**DOCUMENT SEGMENT:**
[Start of Attachment]
Potential Sales Tax Revenues* ($ thousands)

Number of States Taxing this Service

Attorneys $133,154 5
Public relations, management consulting 41,775 7
Construction contractors 18,038 11
Physicians 13,849 4
Engineers 7,819 5
Accounting and bookkeeping 6,745 5
Carpentry, painting, plumbing 4,824 13
Dentists 3,211 4
Travel agent services 2,254 3
Advertising agency fees 2,171 11
Barber shops and beauty parlors 1,512 6
Admission to cultural events 1,187 31
Private investigation (detective) services 1,115 13
Secretarial and court reporting services 929 9
Interior design and decorating 815 9
Sewer and refuse, industrial 729 13
Personal instruction (dance, golf, tennis) 574 7
Medical test laboratories 373 4
Construction service (grading, excavating) 290 11
Membership fees in private clubs 189 22
Coin-operated laundry and dry cleaning services 126 8
Automotive washing and waxing 117 21
Automotive road service and towing services 99 15
Rental of films and tapes by theaters 71 45
Land surveying 32 7
Massage services 23 10
Carpet and upholstery cleaning 20 15

*Based on sales level in 1992

Source: William F. Fax, Sales Taxes in the District of Columbia. A report to the D.C. Tax Revision Commission, September 1997.

Appendix I. Dissents and Additional Views from Commissioners

Commissioner Richard Halberstein

First, I wish to commend the members of the Commission, especially the Chairman, and the entire staff, for the many hours of hard work over the past many months devoted to improving our current D.C. individual, business, real property, sales, and other tax laws. The Commission's final recommendations, if implemented, would make D.C. a more attractive place to live and operate a businesses, while imposing more reasonable and fair taxes upon those persons and entities who utilize D.C. services. As a 28-year D.C. resident who has conducted a tax law practice here for most of those years, I appreciate the Commission's efforts to achieve these goals.

I wish to state my frustration as an active member of this Commission, feeling as if one hand were tied behind my back while I was expected to perform a two-handed task. I'm referring to the Congressional restriction upon the District's ability to tax the D.C. business income of individuals who work here but reside elsewhere. This restriction affected almost every D.C. tax topic reviewed by the Commission, and presented roadblocks in our efforts to create more desirable options or alternatives for consideration by the Council. This restriction seems especially inappropriate to me during this current period when the District's revenue system, expenditure habits, and budget process have come under so much deserved criticism and control.
[End of Attachment]
**WORK ORDER A:** Rewrite the paragraph of the tax commission text that begins with the words "First, I wish" and ends after "achieve these goals.", using "Chair" in place of "Chairman".
**WORK ORDER B:** Summarize the tax commission text in two sentences.
**WORK ORDER C:** Continue Commissioner Halberstein's statement in the tax commission text from where it stops.
The lines that follow have no connection to the tax commission text.

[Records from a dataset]
[Start of Attachment]
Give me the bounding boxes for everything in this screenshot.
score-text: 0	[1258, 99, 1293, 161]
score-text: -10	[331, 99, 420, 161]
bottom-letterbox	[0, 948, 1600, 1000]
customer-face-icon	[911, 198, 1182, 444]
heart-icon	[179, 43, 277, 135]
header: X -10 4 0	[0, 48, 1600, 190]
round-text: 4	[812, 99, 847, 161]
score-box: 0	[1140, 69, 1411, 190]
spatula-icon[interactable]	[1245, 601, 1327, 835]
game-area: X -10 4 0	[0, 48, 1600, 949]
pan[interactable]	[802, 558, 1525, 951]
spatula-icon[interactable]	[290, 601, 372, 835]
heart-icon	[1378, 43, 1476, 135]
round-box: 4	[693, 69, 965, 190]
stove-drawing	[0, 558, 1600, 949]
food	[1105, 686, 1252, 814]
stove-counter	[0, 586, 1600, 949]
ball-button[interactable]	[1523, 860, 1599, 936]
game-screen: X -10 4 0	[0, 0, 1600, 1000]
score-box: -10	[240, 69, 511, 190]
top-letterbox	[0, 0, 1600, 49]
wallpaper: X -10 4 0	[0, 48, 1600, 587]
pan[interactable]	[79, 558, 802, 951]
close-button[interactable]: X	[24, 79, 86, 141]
[End of Attachment]
**FINAL ANSWER A:**
First, I wish to commend the members of the Commission, especially the Chair, and the entire staff, for the many hours of hard work over the past many months devoted to improving our current D.C. individual, business, real property, sales, and other tax laws. The Commission's final recommendations, if implemented, would make D.C. a more attractive place to live and operate a businesses, while imposing more reasonable and fair taxes upon those persons and entities who utilize D.C. services. As a 28-year D.C. resident who has conducted a tax law practice here for most of those years, I appreciate the Commission's efforts to achieve these goals.

**FINAL ANSWER B:** The text lists potential sales tax revenues for services such as attorneys, management consulting, and construction contracting, based on 1992 sales levels, along with the number of states that tax each service; attorneys show the largest figure at $133,154 thousand. In an appended dissent, Commissioner Richard Halberstein commends the Commission and staff for their work but voices frustration with the Congressional restriction on the District's ability to tax the D.C. business income of individuals who work there but reside elsewhere.

**FINAL ANSWER C:**
I will not likely be elected to public office, nor am I a paid representative or lobbyist seeking to protect the interests of particular individuals or business associations. Therefore, my frustration may seem naive or uninformed. However, I believe that the obstacles created by this Congressional restriction have seriously limited the Commission's ability to carry out its mandate from the City Council. I therefore recommend that the Commission's report be amended to present the following questions to Congress, the Council, and the public:

  1. Why should an attorney whose office is near mine, with the same annual net income, pay no D.C. business income tax solely due to residence outside D.C.?
  2. Why should that other attorney's salaried associate also totally escape D.C. income tax solely because of residence outside D.C., while my salaried associate, living a few blocks from the office, is subject to D.C. income tax withholding? All four (attorneys and associates) pay the same sales taxes on purchases in the neighborhood; we pay the same restaurant sales tax at lunch; and we pay the same gasoline tax when we stand next to each other at the local self-service station. We all utilize the same sidewalks and streets to get to and from these shops, restaurants, and gas stations, and I'm certain if there is ever a need, we would all call the same 911 number for police or other emergency assistance.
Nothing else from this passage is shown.